Figure record extracts:
◆ ◆ ◆
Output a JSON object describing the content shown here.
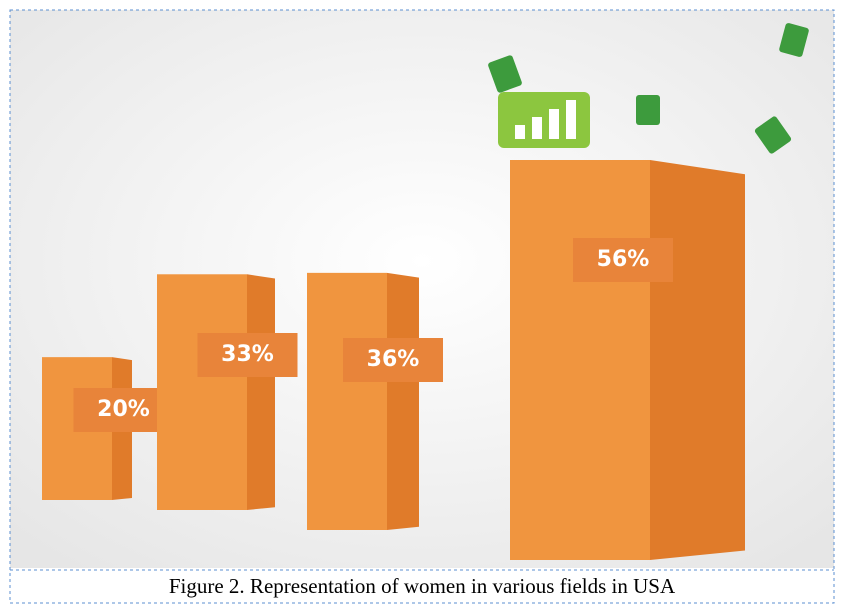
{
  "chart_data": {
    "type": "bar",
    "title": "Figure 2. Representation of women in various fields in USA",
    "categories": [
      null,
      null,
      null,
      null
    ],
    "values": [
      20,
      33,
      36,
      56
    ],
    "value_labels": [
      "20%",
      "33%",
      "36%",
      "56%"
    ],
    "color": "#f0953f"
  }
}
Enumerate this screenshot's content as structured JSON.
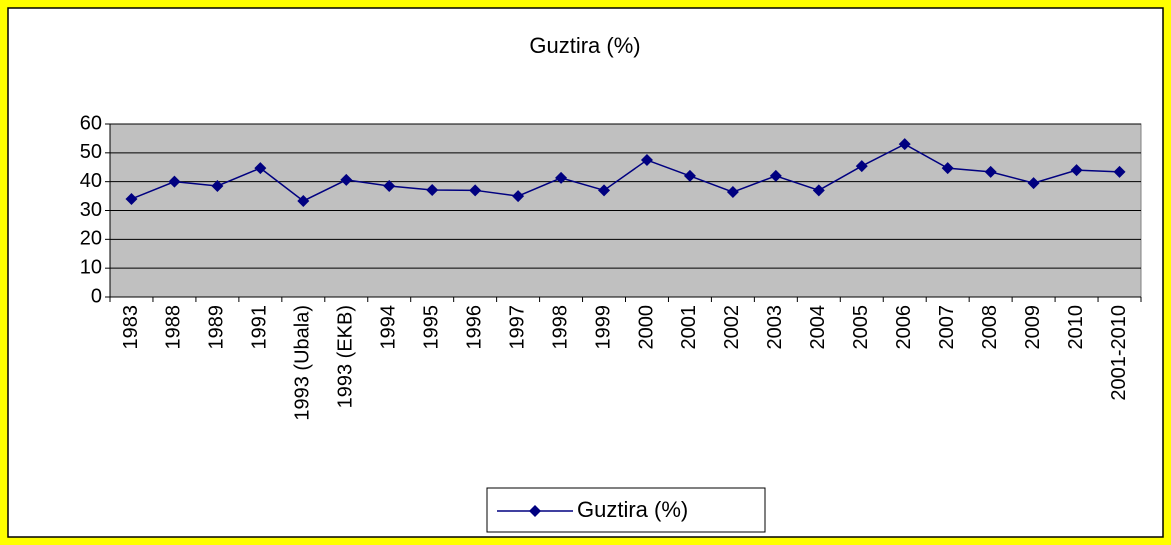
{
  "chart_data": {
    "type": "line",
    "title": "Guztira (%)",
    "categories": [
      "1983",
      "1988",
      "1989",
      "1991",
      "1993 (Ubala)",
      "1993 (EKB)",
      "1994",
      "1995",
      "1996",
      "1997",
      "1998",
      "1999",
      "2000",
      "2001",
      "2002",
      "2003",
      "2004",
      "2005",
      "2006",
      "2007",
      "2008",
      "2009",
      "2010",
      "2001-2010"
    ],
    "series": [
      {
        "name": "Guztira (%)",
        "color": "#000080",
        "values": [
          34,
          40,
          38.5,
          44.7,
          33.3,
          40.6,
          38.5,
          37.1,
          37,
          35,
          41.3,
          37,
          47.5,
          42,
          36.4,
          42,
          37,
          45.4,
          53,
          44.7,
          43.4,
          39.5,
          44,
          43.4
        ]
      }
    ],
    "ylim": [
      0,
      60
    ],
    "yticks": [
      0,
      10,
      20,
      30,
      40,
      50,
      60
    ],
    "grid": true,
    "legend": "bottom"
  }
}
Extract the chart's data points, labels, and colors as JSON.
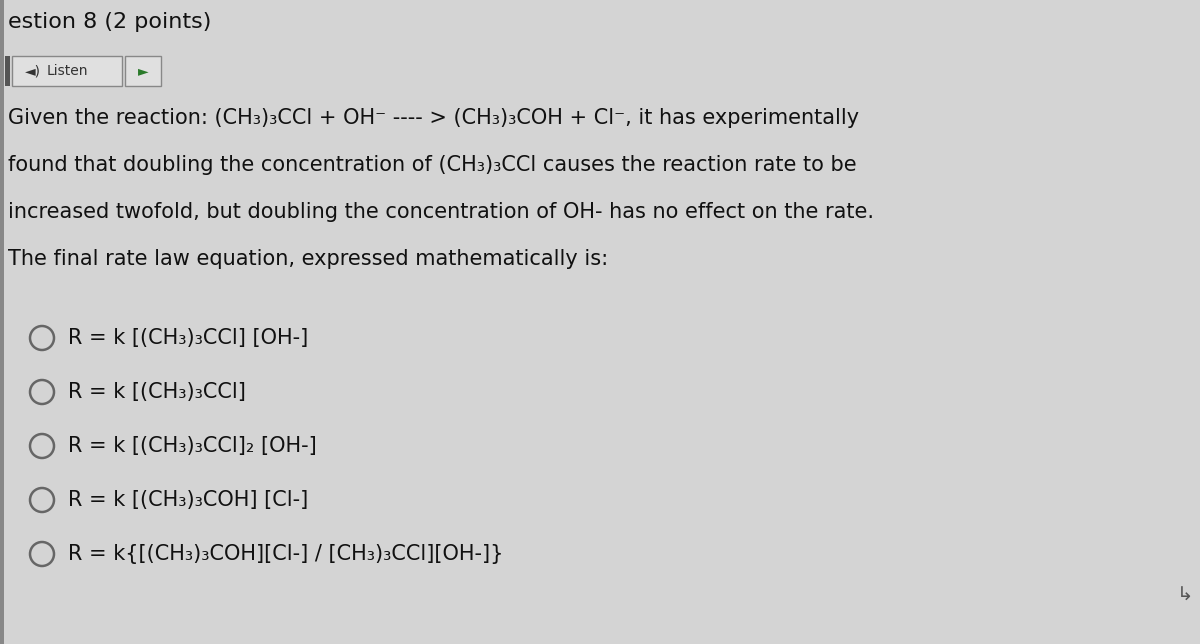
{
  "background_color": "#d4d4d4",
  "title_text": "estion 8 (2 points)",
  "title_fontsize": 16,
  "title_bold": false,
  "listen_button_label": "Listen",
  "paragraph_lines": [
    "Given the reaction: (CH₃)₃CCl + OH⁻ ---- > (CH₃)₃COH + Cl⁻, it has experimentally",
    "found that doubling the concentration of (CH₃)₃CCl causes the reaction rate to be",
    "increased twofold, but doubling the concentration of OH- has no effect on the rate.",
    "The final rate law equation, expressed mathematically is:"
  ],
  "paragraph_fontsize": 15,
  "options": [
    "R = k [(CH₃)₃CCl] [OH-]",
    "R = k [(CH₃)₃CCl]",
    "R = k [(CH₃)₃CCl]₂ [OH-]",
    "R = k [(CH₃)₃COH] [Cl-]",
    "R = k{[(CH₃)₃COH][Cl-] / [CH₃)₃CCl][OH-]}"
  ],
  "options_fontsize": 15,
  "text_color": "#111111",
  "circle_color": "#666666",
  "font_family": "DejaVu Sans"
}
◆ ◆ ◆
[Work to do]:
Each line of the material must be retyped exactly, except that images are omitted.

[Exercise response]:
Output a JSON object describing the content shown here.
{
  "chart_data": {
    "type": "bar",
    "title": "Figure 2. Representation of women in various fields in USA",
    "categories": [
      null,
      null,
      null,
      null
    ],
    "values": [
      20,
      33,
      36,
      56
    ],
    "value_labels": [
      "20%",
      "33%",
      "36%",
      "56%"
    ],
    "color": "#f0953f"
  }
}
Enumerate this screenshot's content as structured JSON.
{
  "chart_data": {
    "type": "line",
    "title": "Guztira (%)",
    "categories": [
      "1983",
      "1988",
      "1989",
      "1991",
      "1993 (Ubala)",
      "1993 (EKB)",
      "1994",
      "1995",
      "1996",
      "1997",
      "1998",
      "1999",
      "2000",
      "2001",
      "2002",
      "2003",
      "2004",
      "2005",
      "2006",
      "2007",
      "2008",
      "2009",
      "2010",
      "2001-2010"
    ],
    "series": [
      {
        "name": "Guztira (%)",
        "color": "#000080",
        "values": [
          34,
          40,
          38.5,
          44.7,
          33.3,
          40.6,
          38.5,
          37.1,
          37,
          35,
          41.3,
          37,
          47.5,
          42,
          36.4,
          42,
          37,
          45.4,
          53,
          44.7,
          43.4,
          39.5,
          44,
          43.4
        ]
      }
    ],
    "ylim": [
      0,
      60
    ],
    "yticks": [
      0,
      10,
      20,
      30,
      40,
      50,
      60
    ],
    "grid": true,
    "legend": "bottom"
  }
}
Extract the chart's data points, labels, and colors as JSON.
{
  "background_color": "#d4d4d4",
  "title_text": "estion 8 (2 points)",
  "title_fontsize": 16,
  "title_bold": false,
  "listen_button_label": "Listen",
  "paragraph_lines": [
    "Given the reaction: (CH₃)₃CCl + OH⁻ ---- > (CH₃)₃COH + Cl⁻, it has experimentally",
    "found that doubling the concentration of (CH₃)₃CCl causes the reaction rate to be",
    "increased twofold, but doubling the concentration of OH- has no effect on the rate.",
    "The final rate law equation, expressed mathematically is:"
  ],
  "paragraph_fontsize": 15,
  "options": [
    "R = k [(CH₃)₃CCl] [OH-]",
    "R = k [(CH₃)₃CCl]",
    "R = k [(CH₃)₃CCl]₂ [OH-]",
    "R = k [(CH₃)₃COH] [Cl-]",
    "R = k{[(CH₃)₃COH][Cl-] / [CH₃)₃CCl][OH-]}"
  ],
  "options_fontsize": 15,
  "text_color": "#111111",
  "circle_color": "#666666",
  "font_family": "DejaVu Sans"
}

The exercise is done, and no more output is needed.